Information given:
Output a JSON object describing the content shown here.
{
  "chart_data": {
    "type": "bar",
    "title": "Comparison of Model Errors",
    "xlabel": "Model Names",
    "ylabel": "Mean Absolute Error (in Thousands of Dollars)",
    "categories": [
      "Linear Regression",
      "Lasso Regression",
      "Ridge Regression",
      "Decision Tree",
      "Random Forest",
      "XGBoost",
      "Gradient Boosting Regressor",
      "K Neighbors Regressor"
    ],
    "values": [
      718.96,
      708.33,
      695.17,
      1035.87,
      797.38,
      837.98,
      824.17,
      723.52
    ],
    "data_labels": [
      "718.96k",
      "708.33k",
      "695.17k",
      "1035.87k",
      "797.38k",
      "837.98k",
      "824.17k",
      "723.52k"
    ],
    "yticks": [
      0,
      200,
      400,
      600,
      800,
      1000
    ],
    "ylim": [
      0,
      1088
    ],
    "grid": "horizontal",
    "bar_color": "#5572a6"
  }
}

Work to do: Return all the data exactly as given.

Solution for this exercise:
Output a JSON object describing the content shown here.
{
  "chart_data": {
    "type": "bar",
    "title": "Comparison of Model Errors",
    "xlabel": "Model Names",
    "ylabel": "Mean Absolute Error (in Thousands of Dollars)",
    "categories": [
      "Linear Regression",
      "Lasso Regression",
      "Ridge Regression",
      "Decision Tree",
      "Random Forest",
      "XGBoost",
      "Gradient Boosting Regressor",
      "K Neighbors Regressor"
    ],
    "values": [
      718.96,
      708.33,
      695.17,
      1035.87,
      797.38,
      837.98,
      824.17,
      723.52
    ],
    "data_labels": [
      "718.96k",
      "708.33k",
      "695.17k",
      "1035.87k",
      "797.38k",
      "837.98k",
      "824.17k",
      "723.52k"
    ],
    "yticks": [
      0,
      200,
      400,
      600,
      800,
      1000
    ],
    "ylim": [
      0,
      1088
    ],
    "grid": "horizontal",
    "bar_color": "#5572a6"
  }
}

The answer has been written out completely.